→ EXERCISE TASK
All of the data should be output character for character, except the pictures.

=== AVAILABLE DATA ===

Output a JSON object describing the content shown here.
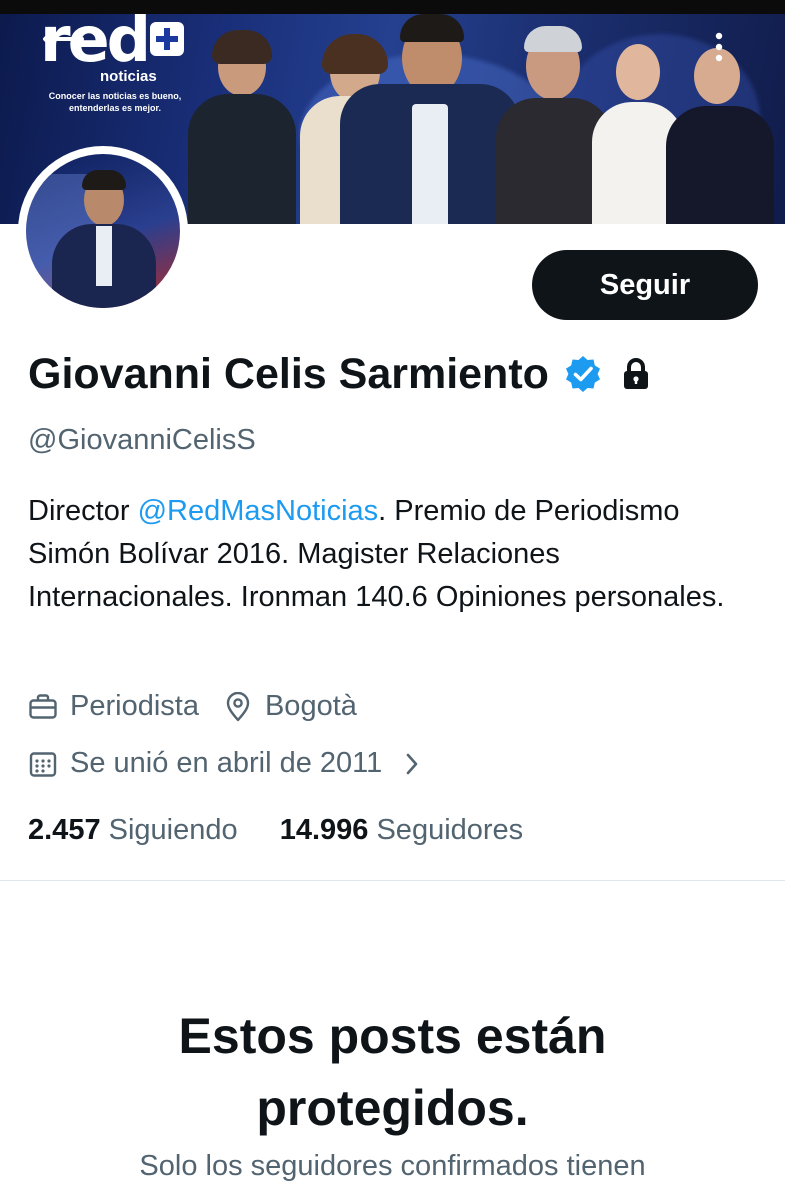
{
  "banner": {
    "logo_text": "red",
    "logo_subtitle": "noticias",
    "tagline": "Conocer las noticias es bueno, entenderlas es mejor."
  },
  "profile": {
    "follow_label": "Seguir",
    "name": "Giovanni Celis Sarmiento",
    "handle": "@GiovanniCelisS",
    "bio": {
      "prefix": "Director ",
      "mention": "@RedMasNoticias",
      "rest": ". Premio de Periodismo Simón Bolívar 2016. Magister Relaciones Internacionales. Ironman 140.6 Opiniones personales."
    },
    "profession": "Periodista",
    "location": "Bogotà",
    "joined": "Se unió en abril de 2011",
    "following_count": "2.457",
    "following_label": "Siguiendo",
    "followers_count": "14.996",
    "followers_label": "Seguidores"
  },
  "protected": {
    "title": "Estos posts están protegidos.",
    "subtitle": "Solo los seguidores confirmados tienen"
  },
  "colors": {
    "accent": "#1d9bf0",
    "text": "#0f1419",
    "muted": "#536471",
    "button": "#0f1419"
  },
  "icons": [
    "back-arrow-icon",
    "more-vertical-icon",
    "verified-badge-icon",
    "lock-icon",
    "briefcase-icon",
    "location-pin-icon",
    "calendar-icon",
    "chevron-right-icon"
  ]
}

===

→ FULL RESPONSE
Output a JSON object describing the content shown here.
{
  "banner": {
    "logo_text": "red",
    "logo_subtitle": "noticias",
    "tagline": "Conocer las noticias es bueno, entenderlas es mejor."
  },
  "profile": {
    "follow_label": "Seguir",
    "name": "Giovanni Celis Sarmiento",
    "handle": "@GiovanniCelisS",
    "bio": {
      "prefix": "Director ",
      "mention": "@RedMasNoticias",
      "rest": ". Premio de Periodismo Simón Bolívar 2016. Magister Relaciones Internacionales. Ironman 140.6 Opiniones personales."
    },
    "profession": "Periodista",
    "location": "Bogotà",
    "joined": "Se unió en abril de 2011",
    "following_count": "2.457",
    "following_label": "Siguiendo",
    "followers_count": "14.996",
    "followers_label": "Seguidores"
  },
  "protected": {
    "title": "Estos posts están protegidos.",
    "subtitle": "Solo los seguidores confirmados tienen"
  },
  "colors": {
    "accent": "#1d9bf0",
    "text": "#0f1419",
    "muted": "#536471",
    "button": "#0f1419"
  },
  "icons": [
    "back-arrow-icon",
    "more-vertical-icon",
    "verified-badge-icon",
    "lock-icon",
    "briefcase-icon",
    "location-pin-icon",
    "calendar-icon",
    "chevron-right-icon"
  ]
}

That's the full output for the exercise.